Check every line of the material below for the string "JSON", and return the ones that have it.
——————————
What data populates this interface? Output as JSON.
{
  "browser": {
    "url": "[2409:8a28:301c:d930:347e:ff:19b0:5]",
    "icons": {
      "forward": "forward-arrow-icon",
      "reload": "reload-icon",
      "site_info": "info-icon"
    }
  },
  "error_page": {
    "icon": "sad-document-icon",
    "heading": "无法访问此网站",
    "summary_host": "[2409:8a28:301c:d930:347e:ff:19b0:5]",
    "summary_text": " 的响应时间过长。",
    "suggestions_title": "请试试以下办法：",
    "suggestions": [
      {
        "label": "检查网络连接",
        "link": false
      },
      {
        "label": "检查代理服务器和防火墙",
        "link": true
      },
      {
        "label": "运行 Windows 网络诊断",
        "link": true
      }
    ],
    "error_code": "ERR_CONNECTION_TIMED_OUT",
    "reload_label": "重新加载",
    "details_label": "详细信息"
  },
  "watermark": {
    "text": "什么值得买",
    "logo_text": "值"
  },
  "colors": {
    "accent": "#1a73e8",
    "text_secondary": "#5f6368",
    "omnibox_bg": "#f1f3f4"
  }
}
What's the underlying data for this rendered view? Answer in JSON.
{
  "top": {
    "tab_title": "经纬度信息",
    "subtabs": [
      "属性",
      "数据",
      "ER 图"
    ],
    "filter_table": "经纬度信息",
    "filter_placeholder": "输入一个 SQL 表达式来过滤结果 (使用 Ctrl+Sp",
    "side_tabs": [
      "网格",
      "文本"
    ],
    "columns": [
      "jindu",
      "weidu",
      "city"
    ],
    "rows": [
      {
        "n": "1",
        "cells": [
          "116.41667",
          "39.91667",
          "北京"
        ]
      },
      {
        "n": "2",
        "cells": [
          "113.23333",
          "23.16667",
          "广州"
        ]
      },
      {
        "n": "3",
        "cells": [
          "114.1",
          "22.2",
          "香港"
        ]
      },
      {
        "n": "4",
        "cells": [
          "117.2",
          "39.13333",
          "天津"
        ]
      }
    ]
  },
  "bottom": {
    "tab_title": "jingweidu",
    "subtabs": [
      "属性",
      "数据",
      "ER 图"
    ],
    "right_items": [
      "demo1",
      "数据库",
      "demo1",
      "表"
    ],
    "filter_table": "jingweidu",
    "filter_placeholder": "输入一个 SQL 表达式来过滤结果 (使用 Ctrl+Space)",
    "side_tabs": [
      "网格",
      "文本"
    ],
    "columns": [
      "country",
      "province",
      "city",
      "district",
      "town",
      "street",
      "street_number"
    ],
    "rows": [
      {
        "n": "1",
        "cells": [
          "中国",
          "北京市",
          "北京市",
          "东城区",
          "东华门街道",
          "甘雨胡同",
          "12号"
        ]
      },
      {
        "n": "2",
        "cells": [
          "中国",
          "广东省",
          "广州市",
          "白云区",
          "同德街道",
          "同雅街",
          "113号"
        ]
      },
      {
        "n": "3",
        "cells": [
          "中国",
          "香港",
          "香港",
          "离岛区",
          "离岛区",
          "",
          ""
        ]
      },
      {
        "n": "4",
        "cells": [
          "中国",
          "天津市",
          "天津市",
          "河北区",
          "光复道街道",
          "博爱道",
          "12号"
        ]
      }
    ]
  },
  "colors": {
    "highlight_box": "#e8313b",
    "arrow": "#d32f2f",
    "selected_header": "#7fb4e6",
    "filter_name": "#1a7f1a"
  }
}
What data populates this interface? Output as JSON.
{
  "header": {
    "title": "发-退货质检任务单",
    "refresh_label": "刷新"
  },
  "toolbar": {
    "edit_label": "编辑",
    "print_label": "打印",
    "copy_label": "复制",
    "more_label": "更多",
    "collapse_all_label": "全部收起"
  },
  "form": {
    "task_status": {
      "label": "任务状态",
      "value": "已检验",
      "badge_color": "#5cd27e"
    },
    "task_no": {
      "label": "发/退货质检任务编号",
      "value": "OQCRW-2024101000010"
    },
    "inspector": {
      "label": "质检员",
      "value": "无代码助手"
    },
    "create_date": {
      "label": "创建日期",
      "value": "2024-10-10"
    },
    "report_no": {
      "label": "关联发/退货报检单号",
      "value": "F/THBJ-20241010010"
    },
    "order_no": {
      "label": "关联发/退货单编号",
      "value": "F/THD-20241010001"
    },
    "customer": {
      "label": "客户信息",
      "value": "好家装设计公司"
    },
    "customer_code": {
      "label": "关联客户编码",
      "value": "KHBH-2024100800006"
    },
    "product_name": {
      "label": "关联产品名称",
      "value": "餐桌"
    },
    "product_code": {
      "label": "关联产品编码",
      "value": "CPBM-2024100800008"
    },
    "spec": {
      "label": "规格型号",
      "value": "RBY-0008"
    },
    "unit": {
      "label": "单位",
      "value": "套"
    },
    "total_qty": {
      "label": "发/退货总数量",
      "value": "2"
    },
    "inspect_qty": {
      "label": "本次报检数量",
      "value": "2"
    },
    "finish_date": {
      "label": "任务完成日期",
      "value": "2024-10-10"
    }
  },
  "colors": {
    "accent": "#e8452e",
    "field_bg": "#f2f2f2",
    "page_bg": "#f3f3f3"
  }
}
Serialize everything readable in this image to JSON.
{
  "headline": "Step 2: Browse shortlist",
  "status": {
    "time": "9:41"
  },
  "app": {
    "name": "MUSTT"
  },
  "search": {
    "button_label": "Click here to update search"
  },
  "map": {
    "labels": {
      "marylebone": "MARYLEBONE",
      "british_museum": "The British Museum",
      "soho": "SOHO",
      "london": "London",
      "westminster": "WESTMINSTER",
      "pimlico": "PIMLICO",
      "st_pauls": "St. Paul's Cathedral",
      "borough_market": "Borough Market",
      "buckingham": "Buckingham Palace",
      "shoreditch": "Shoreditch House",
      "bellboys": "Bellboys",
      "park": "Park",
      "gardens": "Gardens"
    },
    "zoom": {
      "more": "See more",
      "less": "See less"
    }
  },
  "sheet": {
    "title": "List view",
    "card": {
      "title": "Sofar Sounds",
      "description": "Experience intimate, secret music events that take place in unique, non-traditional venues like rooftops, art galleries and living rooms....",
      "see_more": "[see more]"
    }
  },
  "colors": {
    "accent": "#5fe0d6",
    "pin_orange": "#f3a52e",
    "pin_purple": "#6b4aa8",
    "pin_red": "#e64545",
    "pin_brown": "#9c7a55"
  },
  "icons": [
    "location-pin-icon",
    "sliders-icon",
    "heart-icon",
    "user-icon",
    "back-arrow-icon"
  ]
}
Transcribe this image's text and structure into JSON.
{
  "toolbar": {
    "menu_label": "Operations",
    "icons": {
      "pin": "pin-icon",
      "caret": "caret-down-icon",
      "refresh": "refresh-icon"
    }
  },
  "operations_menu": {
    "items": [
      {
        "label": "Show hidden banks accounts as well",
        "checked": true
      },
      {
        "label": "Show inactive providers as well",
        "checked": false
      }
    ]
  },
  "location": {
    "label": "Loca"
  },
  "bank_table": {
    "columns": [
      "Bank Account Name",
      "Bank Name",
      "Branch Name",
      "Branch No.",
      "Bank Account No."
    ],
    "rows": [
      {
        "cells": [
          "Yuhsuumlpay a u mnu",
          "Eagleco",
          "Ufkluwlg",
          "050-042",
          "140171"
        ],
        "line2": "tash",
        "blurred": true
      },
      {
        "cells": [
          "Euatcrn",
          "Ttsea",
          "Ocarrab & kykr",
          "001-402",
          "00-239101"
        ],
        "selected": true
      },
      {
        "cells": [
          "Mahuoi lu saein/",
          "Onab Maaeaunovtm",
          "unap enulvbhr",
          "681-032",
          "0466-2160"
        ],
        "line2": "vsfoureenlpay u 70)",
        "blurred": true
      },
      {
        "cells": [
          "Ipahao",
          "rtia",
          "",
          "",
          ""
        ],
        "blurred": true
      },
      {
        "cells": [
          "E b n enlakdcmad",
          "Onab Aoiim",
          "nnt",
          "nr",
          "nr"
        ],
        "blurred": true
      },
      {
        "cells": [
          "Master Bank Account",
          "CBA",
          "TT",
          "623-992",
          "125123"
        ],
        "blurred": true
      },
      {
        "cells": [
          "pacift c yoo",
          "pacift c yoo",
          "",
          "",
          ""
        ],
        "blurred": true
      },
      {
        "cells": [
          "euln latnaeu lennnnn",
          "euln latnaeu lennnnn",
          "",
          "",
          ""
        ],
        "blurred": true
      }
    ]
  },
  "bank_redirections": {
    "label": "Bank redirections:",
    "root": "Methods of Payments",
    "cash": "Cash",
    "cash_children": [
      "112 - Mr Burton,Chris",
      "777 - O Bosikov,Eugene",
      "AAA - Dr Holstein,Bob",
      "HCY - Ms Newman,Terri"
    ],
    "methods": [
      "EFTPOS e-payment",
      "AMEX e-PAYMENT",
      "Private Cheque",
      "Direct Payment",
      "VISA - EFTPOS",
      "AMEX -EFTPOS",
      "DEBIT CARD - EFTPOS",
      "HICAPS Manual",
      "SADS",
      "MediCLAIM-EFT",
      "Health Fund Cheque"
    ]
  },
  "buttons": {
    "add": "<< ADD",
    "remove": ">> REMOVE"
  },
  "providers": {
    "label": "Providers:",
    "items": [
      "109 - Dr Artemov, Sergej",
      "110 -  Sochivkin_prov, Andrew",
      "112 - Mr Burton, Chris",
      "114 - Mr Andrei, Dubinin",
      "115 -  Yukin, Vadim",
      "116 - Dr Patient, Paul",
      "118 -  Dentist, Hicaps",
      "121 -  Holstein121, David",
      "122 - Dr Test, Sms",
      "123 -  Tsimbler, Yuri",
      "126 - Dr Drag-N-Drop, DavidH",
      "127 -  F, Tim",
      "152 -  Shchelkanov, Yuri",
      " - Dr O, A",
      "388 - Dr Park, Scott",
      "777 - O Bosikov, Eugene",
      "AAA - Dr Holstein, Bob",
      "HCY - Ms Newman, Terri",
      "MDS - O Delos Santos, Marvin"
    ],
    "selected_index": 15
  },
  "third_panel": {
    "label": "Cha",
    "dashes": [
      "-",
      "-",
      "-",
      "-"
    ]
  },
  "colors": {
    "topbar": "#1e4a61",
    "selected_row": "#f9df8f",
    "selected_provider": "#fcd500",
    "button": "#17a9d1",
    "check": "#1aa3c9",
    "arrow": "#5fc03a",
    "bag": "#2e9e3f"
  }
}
——————————
Response to this exercise:
What data populates this interface? Output as JSON.
What's the underlying data for this rendered view? Answer in JSON.
What data populates this interface? Output as JSON.
Serialize everything readable in this image to JSON.
Transcribe this image's text and structure into JSON.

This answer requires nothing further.